§ Supplied material:
┄┄┄┄┄┄┄┄┄┄┄┄┄┄┄┄┄┄┄┄

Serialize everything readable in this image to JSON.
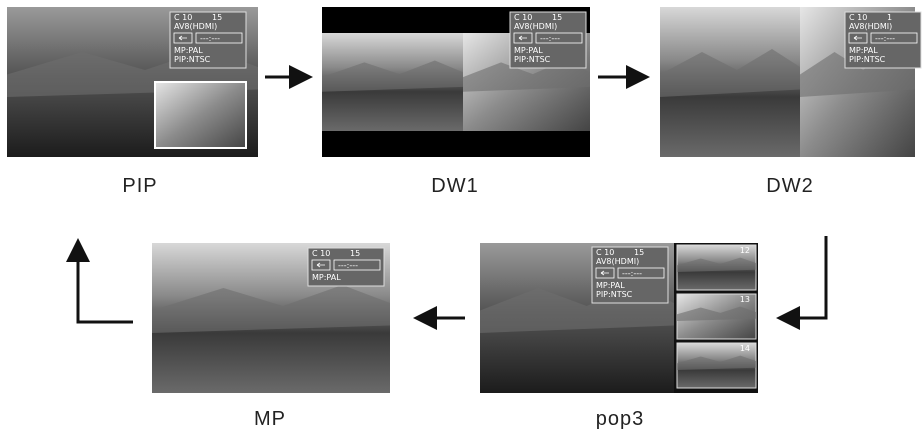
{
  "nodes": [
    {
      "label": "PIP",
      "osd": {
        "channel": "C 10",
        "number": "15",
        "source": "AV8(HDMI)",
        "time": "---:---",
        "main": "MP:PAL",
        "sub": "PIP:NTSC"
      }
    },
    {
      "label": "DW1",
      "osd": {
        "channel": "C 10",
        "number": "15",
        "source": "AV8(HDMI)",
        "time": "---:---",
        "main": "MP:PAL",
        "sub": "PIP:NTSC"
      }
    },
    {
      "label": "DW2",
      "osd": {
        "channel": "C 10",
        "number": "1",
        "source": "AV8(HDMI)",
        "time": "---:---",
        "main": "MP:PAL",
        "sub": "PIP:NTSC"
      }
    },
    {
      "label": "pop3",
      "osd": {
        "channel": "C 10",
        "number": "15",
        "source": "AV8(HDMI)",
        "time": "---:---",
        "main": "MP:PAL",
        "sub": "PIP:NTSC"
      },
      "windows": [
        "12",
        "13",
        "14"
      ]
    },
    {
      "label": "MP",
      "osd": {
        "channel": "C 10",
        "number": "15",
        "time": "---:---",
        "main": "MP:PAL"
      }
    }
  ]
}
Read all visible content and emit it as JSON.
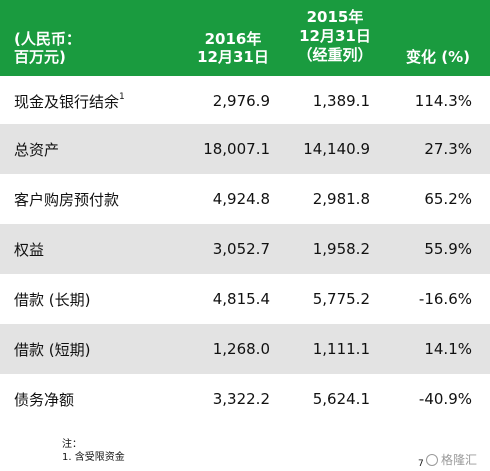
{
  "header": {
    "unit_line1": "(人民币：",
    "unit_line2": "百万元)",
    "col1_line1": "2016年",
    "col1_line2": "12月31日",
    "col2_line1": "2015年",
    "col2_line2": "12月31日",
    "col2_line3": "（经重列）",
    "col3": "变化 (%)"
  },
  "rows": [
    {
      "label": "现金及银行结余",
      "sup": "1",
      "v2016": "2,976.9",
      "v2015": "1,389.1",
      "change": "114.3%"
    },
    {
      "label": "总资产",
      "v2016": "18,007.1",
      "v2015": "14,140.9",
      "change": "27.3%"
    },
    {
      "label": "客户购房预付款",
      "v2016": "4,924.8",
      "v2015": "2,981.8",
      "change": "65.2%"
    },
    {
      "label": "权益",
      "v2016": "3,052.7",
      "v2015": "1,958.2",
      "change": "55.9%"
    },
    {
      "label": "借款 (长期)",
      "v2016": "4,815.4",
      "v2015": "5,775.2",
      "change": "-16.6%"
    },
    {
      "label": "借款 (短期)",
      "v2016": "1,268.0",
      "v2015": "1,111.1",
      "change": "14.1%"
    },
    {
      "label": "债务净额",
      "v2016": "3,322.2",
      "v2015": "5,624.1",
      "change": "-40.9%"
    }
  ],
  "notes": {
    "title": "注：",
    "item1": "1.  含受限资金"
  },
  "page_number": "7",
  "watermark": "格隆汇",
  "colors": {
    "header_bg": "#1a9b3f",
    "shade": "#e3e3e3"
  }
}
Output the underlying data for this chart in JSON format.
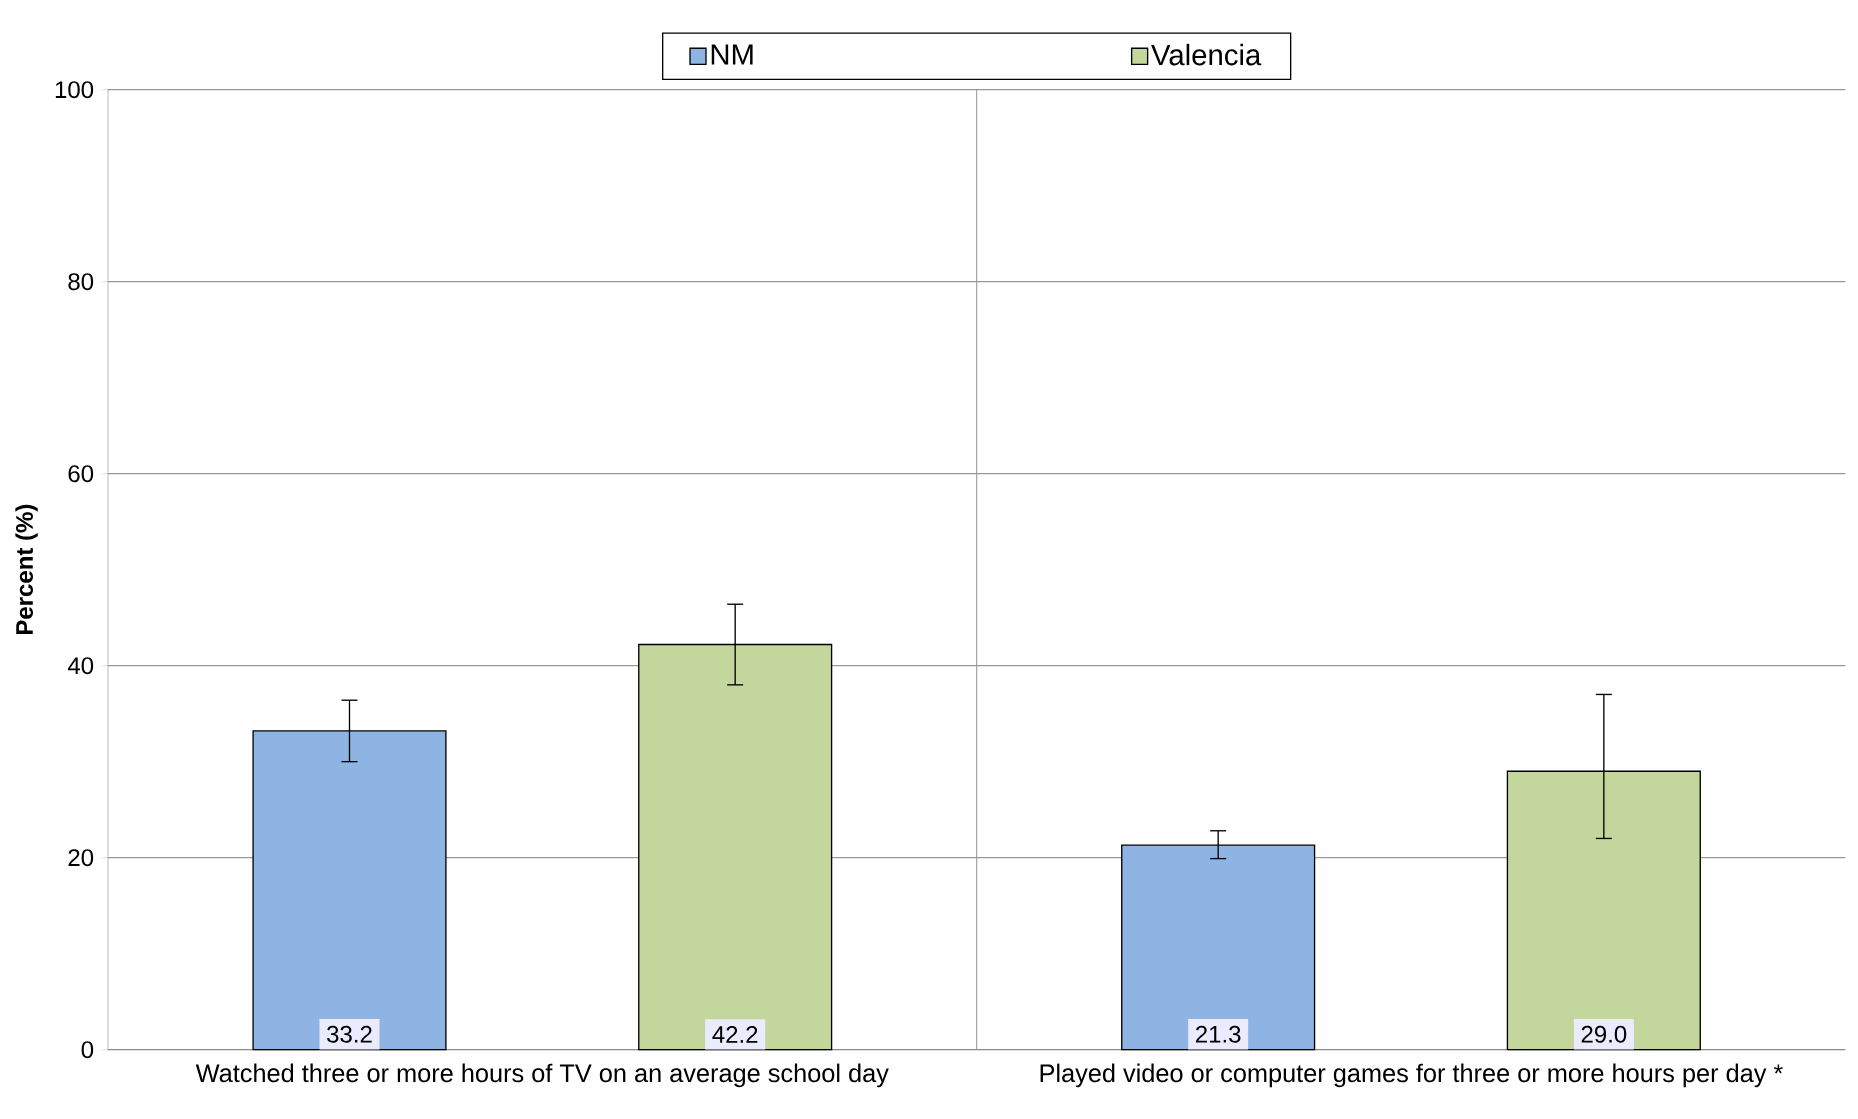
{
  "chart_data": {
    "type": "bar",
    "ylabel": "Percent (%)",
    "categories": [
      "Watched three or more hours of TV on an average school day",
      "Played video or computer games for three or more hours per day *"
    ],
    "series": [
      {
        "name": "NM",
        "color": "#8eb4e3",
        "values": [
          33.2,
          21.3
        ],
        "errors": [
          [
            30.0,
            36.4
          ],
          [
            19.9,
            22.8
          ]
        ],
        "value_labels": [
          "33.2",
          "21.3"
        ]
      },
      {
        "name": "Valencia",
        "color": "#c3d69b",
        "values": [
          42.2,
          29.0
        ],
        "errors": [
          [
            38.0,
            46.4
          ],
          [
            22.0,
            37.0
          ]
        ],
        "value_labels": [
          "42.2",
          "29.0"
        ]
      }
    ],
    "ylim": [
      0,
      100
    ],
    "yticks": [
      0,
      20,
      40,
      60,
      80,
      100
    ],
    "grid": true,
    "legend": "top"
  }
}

┄┄┄┄┄┄┄┄┄┄┄┄┄┄┄┄┄┄┄┄

§ Task to complete: Leave out the pictures and reproduce the rest of the listing exactly.

§ Task solution:
Serialize everything readable in this image to JSON.
{
  "nodes": [
    {
      "label": "PIP",
      "osd": {
        "channel": "C 10",
        "number": "15",
        "source": "AV8(HDMI)",
        "time": "---:---",
        "main": "MP:PAL",
        "sub": "PIP:NTSC"
      }
    },
    {
      "label": "DW1",
      "osd": {
        "channel": "C 10",
        "number": "15",
        "source": "AV8(HDMI)",
        "time": "---:---",
        "main": "MP:PAL",
        "sub": "PIP:NTSC"
      }
    },
    {
      "label": "DW2",
      "osd": {
        "channel": "C 10",
        "number": "1",
        "source": "AV8(HDMI)",
        "time": "---:---",
        "main": "MP:PAL",
        "sub": "PIP:NTSC"
      }
    },
    {
      "label": "pop3",
      "osd": {
        "channel": "C 10",
        "number": "15",
        "source": "AV8(HDMI)",
        "time": "---:---",
        "main": "MP:PAL",
        "sub": "PIP:NTSC"
      },
      "windows": [
        "12",
        "13",
        "14"
      ]
    },
    {
      "label": "MP",
      "osd": {
        "channel": "C 10",
        "number": "15",
        "time": "---:---",
        "main": "MP:PAL"
      }
    }
  ]
}
Read all visible content and emit it as JSON.
{
  "header": {
    "unit_line1": "(人民币：",
    "unit_line2": "百万元)",
    "col1_line1": "2016年",
    "col1_line2": "12月31日",
    "col2_line1": "2015年",
    "col2_line2": "12月31日",
    "col2_line3": "（经重列）",
    "col3": "变化 (%)"
  },
  "rows": [
    {
      "label": "现金及银行结余",
      "sup": "1",
      "v2016": "2,976.9",
      "v2015": "1,389.1",
      "change": "114.3%"
    },
    {
      "label": "总资产",
      "v2016": "18,007.1",
      "v2015": "14,140.9",
      "change": "27.3%"
    },
    {
      "label": "客户购房预付款",
      "v2016": "4,924.8",
      "v2015": "2,981.8",
      "change": "65.2%"
    },
    {
      "label": "权益",
      "v2016": "3,052.7",
      "v2015": "1,958.2",
      "change": "55.9%"
    },
    {
      "label": "借款 (长期)",
      "v2016": "4,815.4",
      "v2015": "5,775.2",
      "change": "-16.6%"
    },
    {
      "label": "借款 (短期)",
      "v2016": "1,268.0",
      "v2015": "1,111.1",
      "change": "14.1%"
    },
    {
      "label": "债务净额",
      "v2016": "3,322.2",
      "v2015": "5,624.1",
      "change": "-40.9%"
    }
  ],
  "notes": {
    "title": "注：",
    "item1": "1.  含受限资金"
  },
  "page_number": "7",
  "watermark": "格隆汇",
  "colors": {
    "header_bg": "#1a9b3f",
    "shade": "#e3e3e3"
  }
}
Output the underlying data for this chart in JSON format.
{
  "chart_data": {
    "type": "bar",
    "ylabel": "Percent (%)",
    "categories": [
      "Watched three or more hours of TV on an average school day",
      "Played video or computer games for three or more hours per day *"
    ],
    "series": [
      {
        "name": "NM",
        "color": "#8eb4e3",
        "values": [
          33.2,
          21.3
        ],
        "errors": [
          [
            30.0,
            36.4
          ],
          [
            19.9,
            22.8
          ]
        ],
        "value_labels": [
          "33.2",
          "21.3"
        ]
      },
      {
        "name": "Valencia",
        "color": "#c3d69b",
        "values": [
          42.2,
          29.0
        ],
        "errors": [
          [
            38.0,
            46.4
          ],
          [
            22.0,
            37.0
          ]
        ],
        "value_labels": [
          "42.2",
          "29.0"
        ]
      }
    ],
    "ylim": [
      0,
      100
    ],
    "yticks": [
      0,
      20,
      40,
      60,
      80,
      100
    ],
    "grid": true,
    "legend": "top"
  }
}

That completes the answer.